[Extracted data]:
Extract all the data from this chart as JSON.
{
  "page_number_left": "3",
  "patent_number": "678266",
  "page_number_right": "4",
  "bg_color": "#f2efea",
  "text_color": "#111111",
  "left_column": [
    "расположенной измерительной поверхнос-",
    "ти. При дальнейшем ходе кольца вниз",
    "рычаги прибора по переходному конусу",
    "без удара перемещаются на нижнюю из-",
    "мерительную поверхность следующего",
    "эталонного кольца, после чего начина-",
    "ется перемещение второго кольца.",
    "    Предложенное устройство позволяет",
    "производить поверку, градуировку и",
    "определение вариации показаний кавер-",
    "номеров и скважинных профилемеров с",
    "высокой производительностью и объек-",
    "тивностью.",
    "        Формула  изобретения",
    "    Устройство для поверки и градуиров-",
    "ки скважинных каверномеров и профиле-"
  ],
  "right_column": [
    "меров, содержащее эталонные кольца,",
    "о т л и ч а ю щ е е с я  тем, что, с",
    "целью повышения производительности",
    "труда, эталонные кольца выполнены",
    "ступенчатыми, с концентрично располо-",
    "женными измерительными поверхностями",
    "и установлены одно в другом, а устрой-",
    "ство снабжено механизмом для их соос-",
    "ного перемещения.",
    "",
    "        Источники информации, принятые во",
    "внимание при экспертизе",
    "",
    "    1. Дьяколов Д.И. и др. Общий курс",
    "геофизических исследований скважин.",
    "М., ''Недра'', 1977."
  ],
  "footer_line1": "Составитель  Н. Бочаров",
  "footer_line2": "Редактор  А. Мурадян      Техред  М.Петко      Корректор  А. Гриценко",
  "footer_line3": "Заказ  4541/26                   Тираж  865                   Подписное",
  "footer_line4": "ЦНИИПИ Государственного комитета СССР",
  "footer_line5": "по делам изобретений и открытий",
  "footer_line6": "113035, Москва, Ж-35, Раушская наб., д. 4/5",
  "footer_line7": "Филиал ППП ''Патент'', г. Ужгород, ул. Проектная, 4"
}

[What is being asked]: Extract all of the data above and output it character for character.

[Response to the task]:
Extract all the data from this chart as JSON.
{
  "page_number_left": "3",
  "patent_number": "678266",
  "page_number_right": "4",
  "bg_color": "#f2efea",
  "text_color": "#111111",
  "left_column": [
    "расположенной измерительной поверхнос-",
    "ти. При дальнейшем ходе кольца вниз",
    "рычаги прибора по переходному конусу",
    "без удара перемещаются на нижнюю из-",
    "мерительную поверхность следующего",
    "эталонного кольца, после чего начина-",
    "ется перемещение второго кольца.",
    "    Предложенное устройство позволяет",
    "производить поверку, градуировку и",
    "определение вариации показаний кавер-",
    "номеров и скважинных профилемеров с",
    "высокой производительностью и объек-",
    "тивностью.",
    "        Формула  изобретения",
    "    Устройство для поверки и градуиров-",
    "ки скважинных каверномеров и профиле-"
  ],
  "right_column": [
    "меров, содержащее эталонные кольца,",
    "о т л и ч а ю щ е е с я  тем, что, с",
    "целью повышения производительности",
    "труда, эталонные кольца выполнены",
    "ступенчатыми, с концентрично располо-",
    "женными измерительными поверхностями",
    "и установлены одно в другом, а устрой-",
    "ство снабжено механизмом для их соос-",
    "ного перемещения.",
    "",
    "        Источники информации, принятые во",
    "внимание при экспертизе",
    "",
    "    1. Дьяколов Д.И. и др. Общий курс",
    "геофизических исследований скважин.",
    "М., ''Недра'', 1977."
  ],
  "footer_line1": "Составитель  Н. Бочаров",
  "footer_line2": "Редактор  А. Мурадян      Техред  М.Петко      Корректор  А. Гриценко",
  "footer_line3": "Заказ  4541/26                   Тираж  865                   Подписное",
  "footer_line4": "ЦНИИПИ Государственного комитета СССР",
  "footer_line5": "по делам изобретений и открытий",
  "footer_line6": "113035, Москва, Ж-35, Раушская наб., д. 4/5",
  "footer_line7": "Филиал ППП ''Патент'', г. Ужгород, ул. Проектная, 4"
}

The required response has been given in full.